What the task requires ▸
Which lines hold the string "true"? Copy every one of them.
--- begin Exercise data ---
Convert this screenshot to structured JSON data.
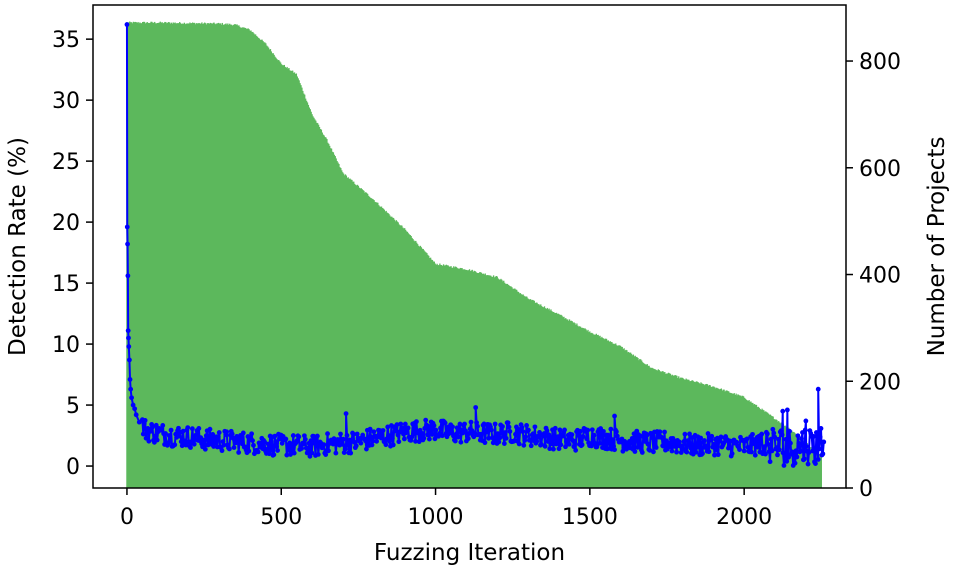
{
  "chart_data": {
    "type": "line",
    "title": "",
    "xlabel": "Fuzzing Iteration",
    "ylabel": "Detection Rate (%)",
    "y2label": "Number of Projects",
    "xlim": [
      -110,
      2330
    ],
    "ylim": [
      -1.8,
      37.8
    ],
    "y2lim": [
      0,
      905
    ],
    "xticks": [
      0,
      500,
      1000,
      1500,
      2000
    ],
    "yticks": [
      0,
      5,
      10,
      15,
      20,
      25,
      30,
      35
    ],
    "y2ticks": [
      0,
      200,
      400,
      600,
      800
    ],
    "colors": {
      "projects_fill": "#5cb85c",
      "detection_line": "#0000ff"
    },
    "projects_series": {
      "name": "Number of Projects",
      "x": [
        0,
        100,
        200,
        300,
        350,
        400,
        450,
        500,
        550,
        600,
        650,
        700,
        800,
        900,
        1000,
        1100,
        1200,
        1300,
        1400,
        1500,
        1600,
        1700,
        1800,
        1900,
        2000,
        2050,
        2100,
        2150,
        2200,
        2250,
        2260
      ],
      "values": [
        872,
        872,
        871,
        870,
        868,
        858,
        832,
        795,
        775,
        700,
        650,
        590,
        540,
        485,
        420,
        410,
        395,
        355,
        325,
        293,
        265,
        225,
        205,
        190,
        170,
        150,
        130,
        110,
        85,
        60,
        0
      ]
    },
    "detection_series": {
      "name": "Detection Rate (%)",
      "x": [
        0,
        1,
        2,
        3,
        4,
        5,
        6,
        8,
        10,
        12,
        15,
        20,
        25,
        30,
        40,
        50,
        60,
        80,
        100,
        150,
        200,
        250,
        300,
        350,
        400,
        450,
        500,
        550,
        600,
        650,
        700,
        750,
        800,
        850,
        900,
        950,
        1000,
        1050,
        1100,
        1150,
        1200,
        1250,
        1300,
        1350,
        1400,
        1450,
        1500,
        1550,
        1600,
        1650,
        1700,
        1750,
        1800,
        1850,
        1900,
        1950,
        2000,
        2050,
        2100,
        2150,
        2200,
        2230,
        2250,
        2260
      ],
      "values": [
        36.2,
        19.6,
        18.2,
        15.6,
        11.1,
        10.5,
        9.8,
        8.7,
        7.1,
        6.3,
        5.6,
        5.0,
        4.7,
        4.2,
        3.6,
        3.3,
        3.0,
        2.8,
        2.7,
        2.5,
        2.4,
        2.2,
        2.1,
        2.0,
        1.9,
        1.8,
        1.7,
        1.7,
        1.6,
        1.8,
        1.9,
        2.0,
        2.3,
        2.5,
        2.8,
        2.9,
        3.0,
        2.7,
        2.8,
        2.7,
        2.6,
        2.8,
        2.5,
        2.4,
        2.2,
        2.1,
        2.5,
        2.3,
        2.1,
        2.0,
        1.9,
        2.0,
        1.8,
        1.7,
        1.8,
        1.7,
        1.6,
        1.8,
        1.7,
        1.5,
        1.8,
        1.6,
        1.9,
        1.0
      ]
    },
    "legend": "none",
    "grid": false
  }
}
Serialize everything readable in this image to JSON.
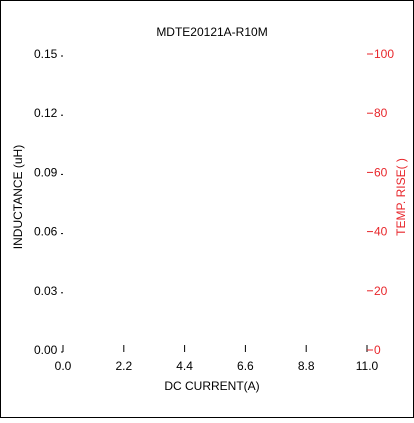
{
  "chart_data": {
    "type": "line",
    "title": "MDTE20121A-R10M",
    "xlabel": "DC CURRENT(A)",
    "ylabel": "INDUCTANCE (uH)",
    "y2label": "TEMP. RISE(   )",
    "x_ticks": [
      "0.0",
      "2.2",
      "4.4",
      "6.6",
      "8.8",
      "11.0"
    ],
    "y_ticks": [
      "0.00",
      "0.03",
      "0.06",
      "0.09",
      "0.12",
      "0.15"
    ],
    "y2_ticks": [
      "0",
      "20",
      "40",
      "60",
      "80",
      "100"
    ],
    "xlim": [
      0,
      11
    ],
    "ylim": [
      0,
      0.15
    ],
    "y2lim": [
      0,
      100
    ],
    "grid": false,
    "series": [],
    "colors": {
      "primary_axis": "#000000",
      "secondary_axis": "#e8262b",
      "frame": "#000000"
    }
  }
}
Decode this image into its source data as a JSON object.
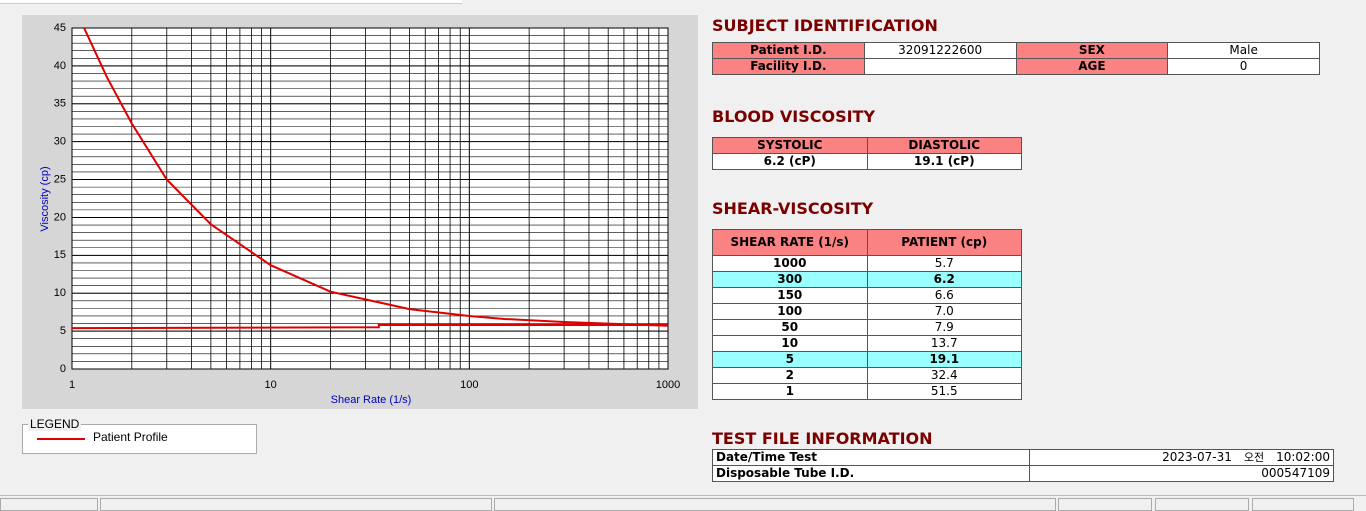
{
  "chart_data": {
    "type": "line",
    "x_label": "Shear Rate (1/s)",
    "y_label": "Viscosity (cp)",
    "xscale": "log",
    "xlim": [
      1,
      1000
    ],
    "xticks": [
      1,
      10,
      100,
      1000
    ],
    "ylim": [
      0,
      45
    ],
    "yticks": [
      0,
      5,
      10,
      15,
      20,
      25,
      30,
      35,
      40,
      45
    ],
    "grid": true,
    "minor_grid": true,
    "legend_title": "LEGEND",
    "series": [
      {
        "name": "Patient Profile",
        "color": "#e00000",
        "x": [
          1.15,
          1.5,
          2,
          3,
          5,
          10,
          20,
          50,
          100,
          150,
          300,
          1000
        ],
        "values": [
          45,
          38.5,
          32.4,
          25,
          19.1,
          13.7,
          10.2,
          7.9,
          7.0,
          6.6,
          6.2,
          5.7
        ]
      },
      {
        "color": "#e00000",
        "x": [
          1,
          35,
          35,
          1000
        ],
        "values": [
          5.4,
          5.5,
          5.8,
          5.8
        ]
      }
    ]
  },
  "subject": {
    "title": "SUBJECT IDENTIFICATION",
    "fields": [
      {
        "label": "Patient I.D.",
        "value": "32091222600"
      },
      {
        "label": "SEX",
        "value": "Male"
      },
      {
        "label": "Facility I.D."
      },
      {
        "label": "AGE",
        "value": "0"
      }
    ]
  },
  "blood": {
    "title": "BLOOD VISCOSITY",
    "headers": [
      "SYSTOLIC",
      "DIASTOLIC"
    ],
    "values": [
      "6.2 (cP)",
      "19.1 (cP)"
    ]
  },
  "shear": {
    "title": "SHEAR-VISCOSITY",
    "headers": [
      "SHEAR RATE (1/s)",
      "PATIENT (cp)"
    ],
    "rows": [
      {
        "rate": "1000",
        "patient": "5.7"
      },
      {
        "rate": "300",
        "patient": "6.2",
        "highlight": true
      },
      {
        "rate": "150",
        "patient": "6.6"
      },
      {
        "rate": "100",
        "patient": "7.0"
      },
      {
        "rate": "50",
        "patient": "7.9"
      },
      {
        "rate": "10",
        "patient": "13.7"
      },
      {
        "rate": "5",
        "patient": "19.1",
        "highlight": true
      },
      {
        "rate": "2",
        "patient": "32.4"
      },
      {
        "rate": "1",
        "patient": "51.5"
      }
    ]
  },
  "test_file": {
    "title": "TEST FILE INFORMATION",
    "rows": [
      {
        "label": "Date/Time Test",
        "value": "2023-07-31",
        "ampm": "오전",
        "time": "10:02:00"
      },
      {
        "label": "Disposable Tube I.D.",
        "value": "000547109"
      }
    ]
  }
}
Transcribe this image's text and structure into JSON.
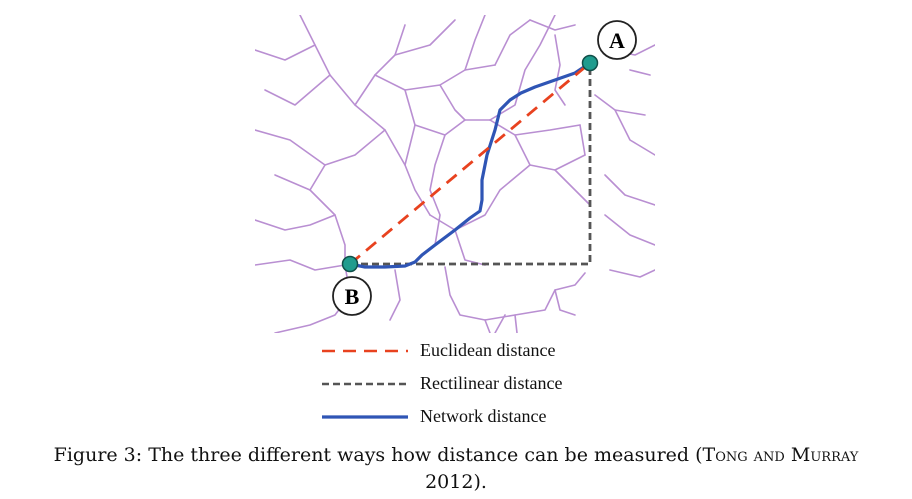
--- end Exercise data ---
Full response ▸
    "grid": true,
    "minor_grid": true,
        "highlight": true
        "highlight": true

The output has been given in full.